Dünyanın geçiciliği, amellerin niteliğine dair açıklamalar ve detaylı uyarılar yapıldıktan sonra, bu ayet grubunda da ahırete ait sahneler ortaya konmuştur:
Birinci sahne:
Bu sahnede, kendilerini güçlü kabul edenler ile onlar tarafından zayıf bırakılmış [müstez’af] olanlar ahırette yüzleştirilmektedir.
Zayıflar sözde büyüklere:
- “Şüphesiz bizler, sizlere uyan kimseler idik. Peki, şimdi siz, Allah'ın azabından bir şeyi bizden savar mısınız?” diye sorarlar.
Büyüklük taslayanlar da:
- “Allah bize kılavuz olsaydı biz kesinlikle size kılavuz olurduk. Bizler sızlansak ya da sabretsek bizim için birdir [Şimdi sızlansak da, sabretsek de fark etmez]. Bizim için kaçacak herhangi bir yer yoktur” diye cevap verirler.
Bu sahne Kur’an’ın başka ayetlerinde de verilmiştir:
Ve onlar, ateş içinde birbirleriyle tartışırlarken, zayıf olanlar, büyüklük taslayanlara: “Şüphesiz bizler size uyan kimseler idik. Şimdi siz bizden, ateşten bir bölümü savabiliyor musunuz?" derler.
Büyüklük taslayanlar: “Şüphesiz hep onun içindeyiz. Şüphesiz Allah, kullar arasında hükmünü vermiştir” dediler. (Mü’min/47-48)
[Allah onlara,] “Sizden önce geçmiş cinn ve insden [tanıdığınız- tanımadığınız] ateş içindeki ümmetlerin [toplumların] içine girin!” dedi [der]. Her toplum girdikçe kardeşine lânet etti [eder]. Nihayet hepsi oraya toplandığında, sonrakiler öncekiler hakkında, “Rabbimiz! İşte şunlar bizi saptırdı. Onlara ateşten kat kat azap ver” dediler [derler]. [Allah,] “Herkese kat kattır, fakat siz bilmiyorsunuz” dedi [der].
Öncekiler de sonrakilere, “Sizin bize karşı fazlalığınız yoktur. O hâlde yaptıklarınızdan dolayı azabı tadın” dediler [derler]. (A’raf/38-39)
O gün yüzleri ateş içinde çevrilirken: “Ah keşke Allah’a itaat etseydik ve Elçi’ye itaat etseydik!” derler.
------------------------
**Görev:**
Ahiret sahnelerini anlatan metne göre şu soruları yanıtlayın:
1. Zayıflar, sözde büyüklere kendilerini nasıl tanımlar?
2. Mü'min suresinden aktarılan ayetler kaç numaralıdır?
3. Yüzleri ateş içinde çevrilirken onlar keşke neyi yapmış olmayı dilerler?
Kayıtlar başka bir kaynaktan alınmıştır.

**Sağlanan Veriler:**
------------------------
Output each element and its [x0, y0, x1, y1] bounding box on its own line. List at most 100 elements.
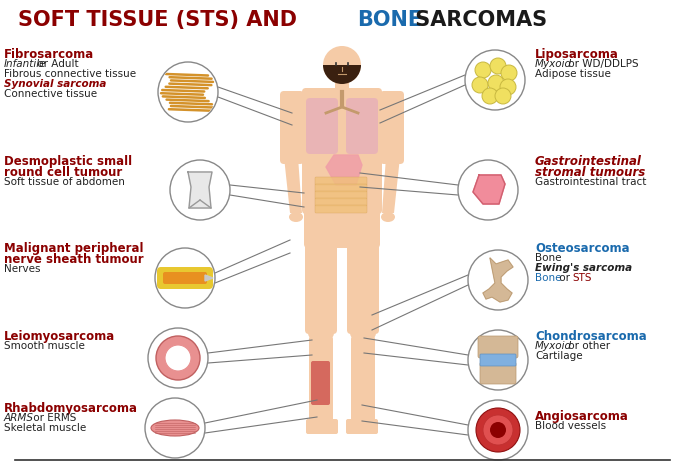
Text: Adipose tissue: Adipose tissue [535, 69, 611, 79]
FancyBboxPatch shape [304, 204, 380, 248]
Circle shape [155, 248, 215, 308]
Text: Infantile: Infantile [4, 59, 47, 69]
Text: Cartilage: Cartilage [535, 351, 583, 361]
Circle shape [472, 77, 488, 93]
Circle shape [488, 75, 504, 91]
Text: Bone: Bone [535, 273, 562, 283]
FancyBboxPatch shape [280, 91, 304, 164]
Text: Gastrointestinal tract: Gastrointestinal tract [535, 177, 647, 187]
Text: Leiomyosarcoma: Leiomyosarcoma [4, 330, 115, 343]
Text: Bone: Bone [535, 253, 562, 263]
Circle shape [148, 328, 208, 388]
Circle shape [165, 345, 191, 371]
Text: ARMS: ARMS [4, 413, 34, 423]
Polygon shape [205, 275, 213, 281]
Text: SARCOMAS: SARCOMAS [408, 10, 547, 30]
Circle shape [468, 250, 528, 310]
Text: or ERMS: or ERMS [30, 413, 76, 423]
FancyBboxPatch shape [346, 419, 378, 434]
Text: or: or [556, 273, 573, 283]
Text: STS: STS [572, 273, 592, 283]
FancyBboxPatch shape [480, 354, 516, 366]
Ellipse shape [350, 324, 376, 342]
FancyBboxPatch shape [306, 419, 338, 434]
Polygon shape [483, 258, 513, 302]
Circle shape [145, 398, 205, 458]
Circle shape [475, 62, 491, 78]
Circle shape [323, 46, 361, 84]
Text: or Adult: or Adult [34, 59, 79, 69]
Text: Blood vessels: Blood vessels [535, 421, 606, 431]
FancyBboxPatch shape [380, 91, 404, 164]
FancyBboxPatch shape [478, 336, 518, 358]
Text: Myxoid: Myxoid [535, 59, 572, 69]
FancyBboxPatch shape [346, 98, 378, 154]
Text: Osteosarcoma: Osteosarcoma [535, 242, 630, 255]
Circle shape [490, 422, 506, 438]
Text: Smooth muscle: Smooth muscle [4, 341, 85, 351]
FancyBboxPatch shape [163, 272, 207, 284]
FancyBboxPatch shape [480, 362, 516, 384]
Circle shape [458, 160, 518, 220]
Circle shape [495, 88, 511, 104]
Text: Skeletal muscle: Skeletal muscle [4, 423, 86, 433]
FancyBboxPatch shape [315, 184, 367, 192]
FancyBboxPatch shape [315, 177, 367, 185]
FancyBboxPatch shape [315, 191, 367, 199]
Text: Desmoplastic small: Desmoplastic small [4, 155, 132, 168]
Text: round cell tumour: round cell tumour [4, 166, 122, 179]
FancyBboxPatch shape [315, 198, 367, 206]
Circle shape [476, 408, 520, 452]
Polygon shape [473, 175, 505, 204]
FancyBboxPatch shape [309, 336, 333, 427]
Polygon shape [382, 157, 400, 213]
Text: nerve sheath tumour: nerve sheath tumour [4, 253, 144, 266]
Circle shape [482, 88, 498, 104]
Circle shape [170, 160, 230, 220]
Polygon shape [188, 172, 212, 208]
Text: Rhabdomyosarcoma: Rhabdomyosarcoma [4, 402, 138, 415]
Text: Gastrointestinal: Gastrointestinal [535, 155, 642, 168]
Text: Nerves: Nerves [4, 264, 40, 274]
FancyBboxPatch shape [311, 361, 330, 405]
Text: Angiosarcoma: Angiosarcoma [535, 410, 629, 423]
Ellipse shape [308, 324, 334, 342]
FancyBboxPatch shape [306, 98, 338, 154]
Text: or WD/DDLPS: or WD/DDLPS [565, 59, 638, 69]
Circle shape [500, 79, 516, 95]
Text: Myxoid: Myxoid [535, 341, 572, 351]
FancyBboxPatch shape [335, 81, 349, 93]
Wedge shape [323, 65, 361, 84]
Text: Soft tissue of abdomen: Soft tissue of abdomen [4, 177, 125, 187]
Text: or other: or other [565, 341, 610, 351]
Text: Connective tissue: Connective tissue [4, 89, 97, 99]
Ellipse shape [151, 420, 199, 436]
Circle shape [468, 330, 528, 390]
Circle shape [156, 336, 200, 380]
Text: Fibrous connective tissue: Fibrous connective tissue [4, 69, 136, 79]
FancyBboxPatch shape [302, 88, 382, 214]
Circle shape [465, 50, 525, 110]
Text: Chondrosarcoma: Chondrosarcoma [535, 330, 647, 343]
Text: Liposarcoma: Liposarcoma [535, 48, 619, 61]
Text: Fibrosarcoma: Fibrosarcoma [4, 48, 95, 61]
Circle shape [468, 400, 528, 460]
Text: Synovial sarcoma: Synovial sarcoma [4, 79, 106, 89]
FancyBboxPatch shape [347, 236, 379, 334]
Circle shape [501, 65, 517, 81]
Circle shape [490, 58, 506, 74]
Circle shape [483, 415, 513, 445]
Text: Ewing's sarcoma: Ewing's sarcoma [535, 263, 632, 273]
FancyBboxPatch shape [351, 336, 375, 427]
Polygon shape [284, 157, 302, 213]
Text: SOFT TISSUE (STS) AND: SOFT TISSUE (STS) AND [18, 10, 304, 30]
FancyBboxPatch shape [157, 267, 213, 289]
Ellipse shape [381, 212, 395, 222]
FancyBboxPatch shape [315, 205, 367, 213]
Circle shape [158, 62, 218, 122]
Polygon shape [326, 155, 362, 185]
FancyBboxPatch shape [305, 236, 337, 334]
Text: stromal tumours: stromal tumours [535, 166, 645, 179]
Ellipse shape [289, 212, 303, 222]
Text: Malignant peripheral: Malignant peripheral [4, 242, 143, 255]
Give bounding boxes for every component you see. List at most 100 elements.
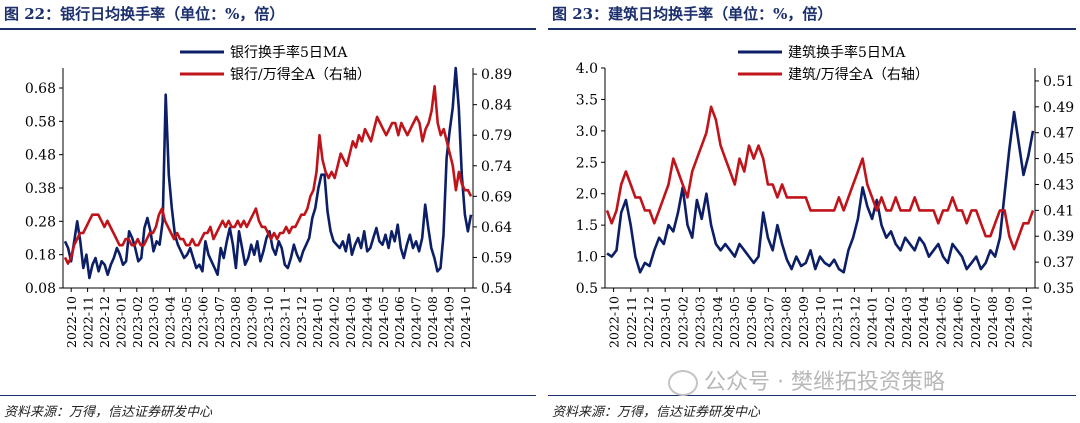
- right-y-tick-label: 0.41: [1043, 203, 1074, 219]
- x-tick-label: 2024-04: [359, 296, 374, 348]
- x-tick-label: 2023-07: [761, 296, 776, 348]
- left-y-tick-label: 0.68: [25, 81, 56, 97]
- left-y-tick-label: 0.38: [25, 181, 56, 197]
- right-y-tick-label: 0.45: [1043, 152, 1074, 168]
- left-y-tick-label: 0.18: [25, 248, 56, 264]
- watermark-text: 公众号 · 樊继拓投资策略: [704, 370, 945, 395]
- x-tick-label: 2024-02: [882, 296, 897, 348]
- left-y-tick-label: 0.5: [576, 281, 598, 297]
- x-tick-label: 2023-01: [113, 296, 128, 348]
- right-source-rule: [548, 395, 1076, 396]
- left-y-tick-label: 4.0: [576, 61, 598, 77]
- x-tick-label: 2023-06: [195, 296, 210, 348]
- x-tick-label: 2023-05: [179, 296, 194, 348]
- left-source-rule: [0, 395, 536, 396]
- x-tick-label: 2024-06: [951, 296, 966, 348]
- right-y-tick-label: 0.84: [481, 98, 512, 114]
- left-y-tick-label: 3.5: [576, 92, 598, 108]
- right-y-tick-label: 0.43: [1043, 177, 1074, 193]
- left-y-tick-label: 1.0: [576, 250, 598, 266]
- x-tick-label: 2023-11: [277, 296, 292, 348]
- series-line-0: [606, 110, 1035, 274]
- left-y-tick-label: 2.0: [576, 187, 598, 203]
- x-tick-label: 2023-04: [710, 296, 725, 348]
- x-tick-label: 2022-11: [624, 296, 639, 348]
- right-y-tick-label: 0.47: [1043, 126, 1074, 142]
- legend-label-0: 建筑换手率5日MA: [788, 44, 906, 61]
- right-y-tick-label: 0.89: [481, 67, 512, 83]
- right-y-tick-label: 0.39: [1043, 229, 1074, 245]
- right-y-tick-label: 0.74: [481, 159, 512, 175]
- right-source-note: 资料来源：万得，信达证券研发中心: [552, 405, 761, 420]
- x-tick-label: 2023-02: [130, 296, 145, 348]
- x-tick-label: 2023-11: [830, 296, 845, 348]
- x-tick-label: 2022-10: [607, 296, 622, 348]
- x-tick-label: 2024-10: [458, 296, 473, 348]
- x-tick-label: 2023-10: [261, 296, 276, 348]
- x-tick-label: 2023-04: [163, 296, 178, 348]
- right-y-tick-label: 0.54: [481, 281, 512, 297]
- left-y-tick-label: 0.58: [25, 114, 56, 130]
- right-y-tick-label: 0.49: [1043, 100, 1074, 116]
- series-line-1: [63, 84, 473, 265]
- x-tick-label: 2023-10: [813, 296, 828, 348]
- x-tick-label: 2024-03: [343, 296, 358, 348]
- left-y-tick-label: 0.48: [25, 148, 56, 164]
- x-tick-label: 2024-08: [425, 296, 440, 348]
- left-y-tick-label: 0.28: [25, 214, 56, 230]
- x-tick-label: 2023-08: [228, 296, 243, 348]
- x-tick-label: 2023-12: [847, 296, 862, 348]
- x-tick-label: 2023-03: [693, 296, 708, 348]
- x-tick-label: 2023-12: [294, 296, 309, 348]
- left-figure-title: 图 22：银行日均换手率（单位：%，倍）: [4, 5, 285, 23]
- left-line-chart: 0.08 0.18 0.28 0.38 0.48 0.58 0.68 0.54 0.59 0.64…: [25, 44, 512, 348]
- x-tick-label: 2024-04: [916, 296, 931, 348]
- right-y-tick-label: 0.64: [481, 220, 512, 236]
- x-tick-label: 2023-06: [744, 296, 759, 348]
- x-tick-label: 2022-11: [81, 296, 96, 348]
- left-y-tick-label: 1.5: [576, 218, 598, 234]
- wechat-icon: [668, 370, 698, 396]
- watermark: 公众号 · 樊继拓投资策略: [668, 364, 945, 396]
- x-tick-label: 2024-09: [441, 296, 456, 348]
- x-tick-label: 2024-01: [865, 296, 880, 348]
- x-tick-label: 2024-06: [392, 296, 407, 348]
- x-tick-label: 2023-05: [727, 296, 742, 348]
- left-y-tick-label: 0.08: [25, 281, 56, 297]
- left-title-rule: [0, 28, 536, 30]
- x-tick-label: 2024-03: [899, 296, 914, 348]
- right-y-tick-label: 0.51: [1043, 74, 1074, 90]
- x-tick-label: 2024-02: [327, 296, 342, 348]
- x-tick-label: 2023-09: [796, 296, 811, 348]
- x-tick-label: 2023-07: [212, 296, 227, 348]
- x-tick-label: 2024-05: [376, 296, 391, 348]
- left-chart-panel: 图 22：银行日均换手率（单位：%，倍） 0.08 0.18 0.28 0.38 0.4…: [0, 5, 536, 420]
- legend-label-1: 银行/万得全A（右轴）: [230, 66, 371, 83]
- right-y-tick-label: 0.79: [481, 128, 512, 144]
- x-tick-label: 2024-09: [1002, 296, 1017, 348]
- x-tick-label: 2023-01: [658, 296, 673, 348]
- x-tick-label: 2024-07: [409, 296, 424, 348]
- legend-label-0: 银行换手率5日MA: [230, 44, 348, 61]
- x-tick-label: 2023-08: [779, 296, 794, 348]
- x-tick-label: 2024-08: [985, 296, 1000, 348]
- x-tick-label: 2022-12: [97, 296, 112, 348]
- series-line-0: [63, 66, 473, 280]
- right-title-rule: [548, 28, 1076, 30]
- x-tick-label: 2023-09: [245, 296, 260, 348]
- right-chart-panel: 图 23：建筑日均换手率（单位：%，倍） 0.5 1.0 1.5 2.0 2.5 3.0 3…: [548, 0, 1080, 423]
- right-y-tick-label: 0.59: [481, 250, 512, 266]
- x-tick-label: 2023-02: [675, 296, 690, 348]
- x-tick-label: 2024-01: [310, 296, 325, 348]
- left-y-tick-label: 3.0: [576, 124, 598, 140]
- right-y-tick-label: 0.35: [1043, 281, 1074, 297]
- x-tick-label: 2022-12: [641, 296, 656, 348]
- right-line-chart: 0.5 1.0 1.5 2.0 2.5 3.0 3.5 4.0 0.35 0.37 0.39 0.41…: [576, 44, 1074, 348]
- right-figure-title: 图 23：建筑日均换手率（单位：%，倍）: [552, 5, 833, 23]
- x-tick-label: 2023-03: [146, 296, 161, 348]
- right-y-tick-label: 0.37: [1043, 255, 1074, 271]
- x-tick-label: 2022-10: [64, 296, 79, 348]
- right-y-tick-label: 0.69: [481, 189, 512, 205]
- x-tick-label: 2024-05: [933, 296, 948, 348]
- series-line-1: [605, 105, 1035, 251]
------------------------
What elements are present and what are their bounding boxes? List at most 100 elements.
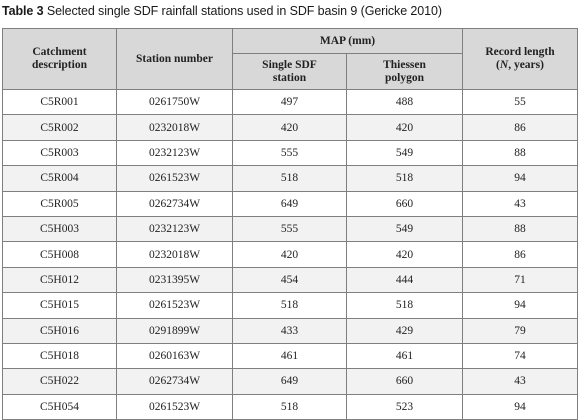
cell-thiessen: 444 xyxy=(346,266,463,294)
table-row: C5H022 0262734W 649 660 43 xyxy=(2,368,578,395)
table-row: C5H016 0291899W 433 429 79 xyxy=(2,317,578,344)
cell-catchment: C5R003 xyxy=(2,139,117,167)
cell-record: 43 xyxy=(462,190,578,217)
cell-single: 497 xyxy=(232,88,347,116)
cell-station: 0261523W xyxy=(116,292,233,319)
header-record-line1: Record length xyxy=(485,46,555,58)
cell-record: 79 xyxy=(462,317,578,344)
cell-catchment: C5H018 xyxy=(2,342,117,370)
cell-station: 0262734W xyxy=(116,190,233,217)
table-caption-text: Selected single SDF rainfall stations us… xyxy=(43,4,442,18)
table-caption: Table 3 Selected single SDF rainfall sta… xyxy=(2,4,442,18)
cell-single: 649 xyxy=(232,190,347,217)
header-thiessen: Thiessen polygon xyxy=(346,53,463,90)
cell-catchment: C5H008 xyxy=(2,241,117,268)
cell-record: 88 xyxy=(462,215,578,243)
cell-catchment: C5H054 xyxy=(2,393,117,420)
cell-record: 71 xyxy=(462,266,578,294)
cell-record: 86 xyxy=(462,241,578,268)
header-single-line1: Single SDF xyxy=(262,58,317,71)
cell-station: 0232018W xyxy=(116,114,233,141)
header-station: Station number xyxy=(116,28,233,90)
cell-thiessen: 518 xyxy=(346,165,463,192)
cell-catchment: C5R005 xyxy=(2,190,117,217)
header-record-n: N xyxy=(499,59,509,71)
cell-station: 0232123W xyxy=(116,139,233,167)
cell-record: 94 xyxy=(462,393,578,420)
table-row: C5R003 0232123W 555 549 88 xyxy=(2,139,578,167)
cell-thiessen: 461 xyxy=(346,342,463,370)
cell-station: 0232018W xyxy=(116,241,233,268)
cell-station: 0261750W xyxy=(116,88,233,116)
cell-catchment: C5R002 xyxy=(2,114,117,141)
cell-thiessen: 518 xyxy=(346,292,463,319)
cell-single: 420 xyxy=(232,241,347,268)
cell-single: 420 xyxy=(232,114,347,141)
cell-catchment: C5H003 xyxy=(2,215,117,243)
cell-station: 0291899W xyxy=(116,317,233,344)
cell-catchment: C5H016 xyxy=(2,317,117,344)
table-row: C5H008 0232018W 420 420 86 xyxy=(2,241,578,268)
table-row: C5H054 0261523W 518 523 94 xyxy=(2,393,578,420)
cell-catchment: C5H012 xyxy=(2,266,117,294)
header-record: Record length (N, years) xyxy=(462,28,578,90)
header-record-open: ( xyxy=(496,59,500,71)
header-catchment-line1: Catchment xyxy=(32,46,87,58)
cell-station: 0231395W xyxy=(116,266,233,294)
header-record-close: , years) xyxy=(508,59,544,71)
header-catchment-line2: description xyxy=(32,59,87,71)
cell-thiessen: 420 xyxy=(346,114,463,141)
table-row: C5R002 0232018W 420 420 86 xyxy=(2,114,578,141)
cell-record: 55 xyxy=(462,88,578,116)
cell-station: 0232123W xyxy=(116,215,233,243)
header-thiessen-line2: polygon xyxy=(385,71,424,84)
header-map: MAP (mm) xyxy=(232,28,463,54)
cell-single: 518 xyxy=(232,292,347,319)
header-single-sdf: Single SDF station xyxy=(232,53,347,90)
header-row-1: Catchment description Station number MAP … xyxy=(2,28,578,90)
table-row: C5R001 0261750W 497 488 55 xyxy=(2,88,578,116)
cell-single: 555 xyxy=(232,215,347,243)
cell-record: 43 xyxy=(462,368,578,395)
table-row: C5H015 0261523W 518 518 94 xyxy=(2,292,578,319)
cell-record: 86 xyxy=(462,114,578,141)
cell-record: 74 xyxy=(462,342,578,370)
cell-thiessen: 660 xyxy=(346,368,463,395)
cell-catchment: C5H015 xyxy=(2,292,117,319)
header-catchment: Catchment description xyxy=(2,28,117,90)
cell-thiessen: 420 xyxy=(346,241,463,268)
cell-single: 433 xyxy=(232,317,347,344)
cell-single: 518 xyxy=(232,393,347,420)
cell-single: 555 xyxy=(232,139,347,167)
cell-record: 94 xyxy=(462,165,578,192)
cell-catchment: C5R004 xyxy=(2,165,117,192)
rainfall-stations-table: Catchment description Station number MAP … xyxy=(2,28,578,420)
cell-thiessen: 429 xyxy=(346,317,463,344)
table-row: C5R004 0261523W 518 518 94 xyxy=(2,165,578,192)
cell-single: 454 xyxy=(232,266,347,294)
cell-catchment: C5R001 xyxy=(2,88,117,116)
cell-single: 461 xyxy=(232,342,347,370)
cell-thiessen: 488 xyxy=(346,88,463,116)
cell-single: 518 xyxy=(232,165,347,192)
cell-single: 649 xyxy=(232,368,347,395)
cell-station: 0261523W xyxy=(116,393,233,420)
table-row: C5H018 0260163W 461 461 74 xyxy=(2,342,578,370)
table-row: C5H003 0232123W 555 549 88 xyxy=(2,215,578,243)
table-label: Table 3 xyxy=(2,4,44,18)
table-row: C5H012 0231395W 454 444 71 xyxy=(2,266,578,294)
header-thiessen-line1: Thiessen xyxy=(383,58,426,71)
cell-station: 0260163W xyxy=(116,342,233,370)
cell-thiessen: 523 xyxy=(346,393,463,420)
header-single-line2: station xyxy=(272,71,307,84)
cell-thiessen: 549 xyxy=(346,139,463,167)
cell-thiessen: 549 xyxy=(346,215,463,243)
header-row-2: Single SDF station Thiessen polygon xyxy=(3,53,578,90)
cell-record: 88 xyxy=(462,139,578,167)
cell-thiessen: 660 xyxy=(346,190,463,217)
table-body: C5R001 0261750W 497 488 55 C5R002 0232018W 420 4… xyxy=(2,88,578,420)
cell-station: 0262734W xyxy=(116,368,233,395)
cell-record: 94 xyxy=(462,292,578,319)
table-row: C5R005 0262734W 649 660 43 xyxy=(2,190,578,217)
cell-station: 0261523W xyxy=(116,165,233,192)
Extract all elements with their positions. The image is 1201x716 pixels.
------------------------
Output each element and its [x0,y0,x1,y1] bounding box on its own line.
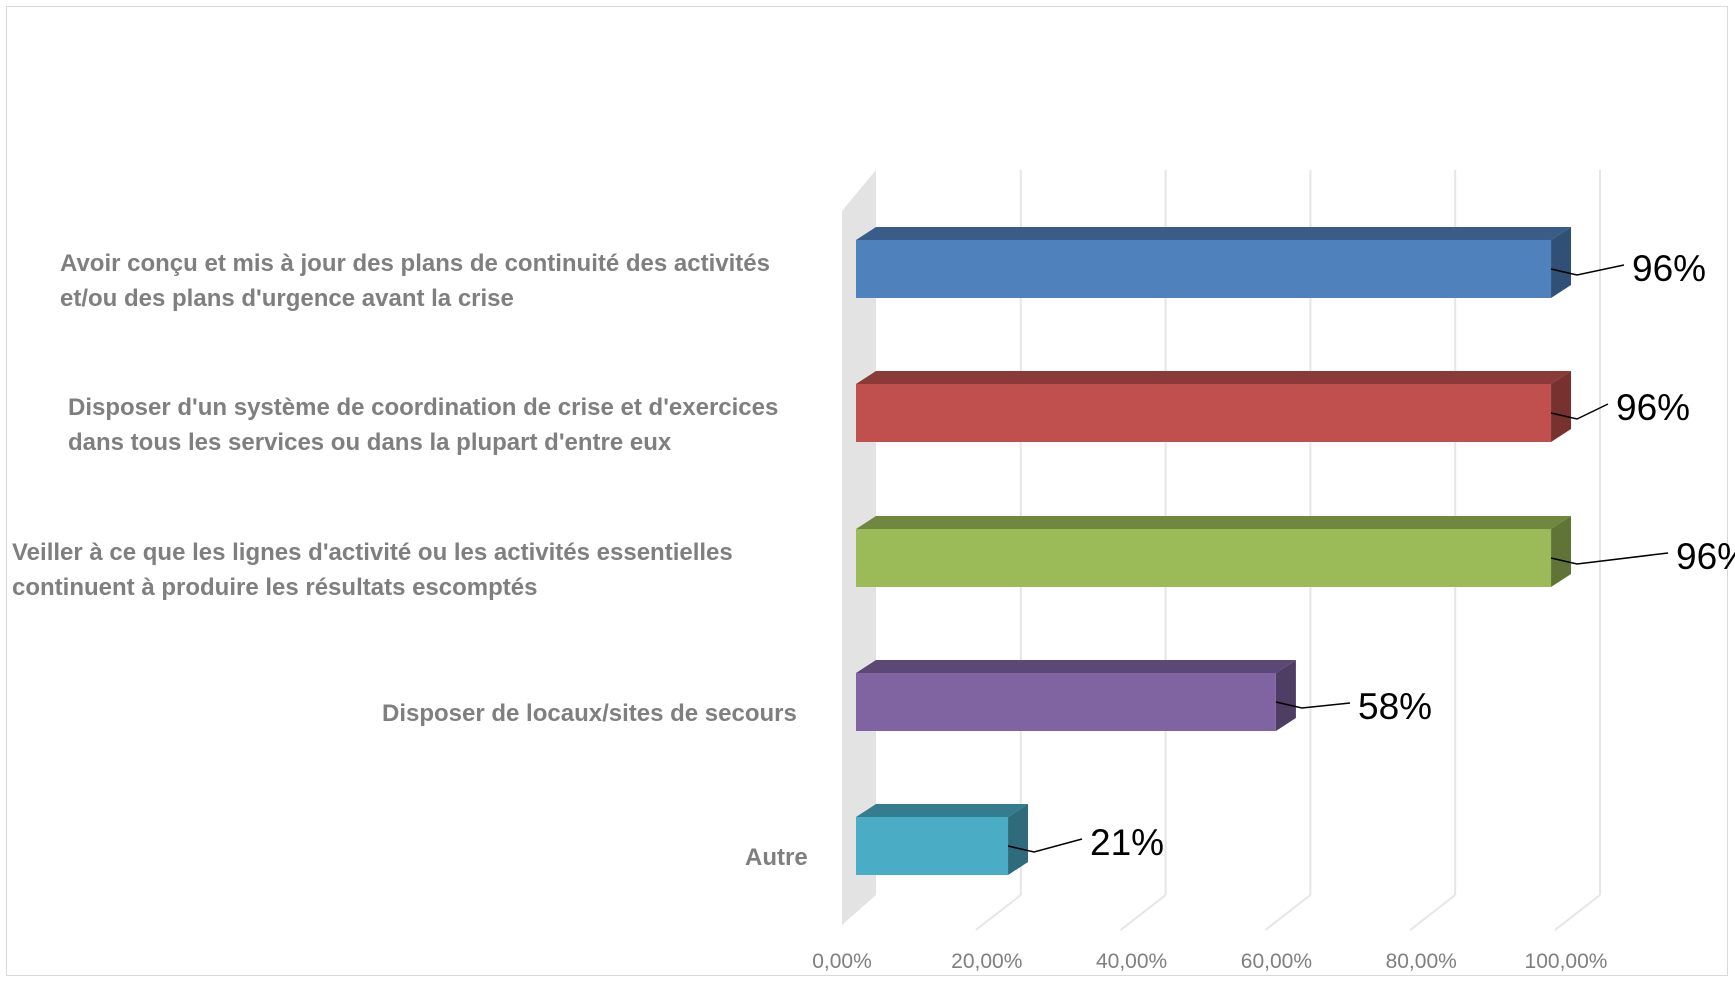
------------------------
**Alıştırma Yanıtı:**
1. Büyüklere uyan kimseler olarak tanımlarlar: "Şüphesiz bizler, sizlere uyan kimseler idik."
2. 47 ve 48 numaralı ayetlerdir.
3. Allah'a ve Elçi'ye itaat etmiş olmayı dilerler.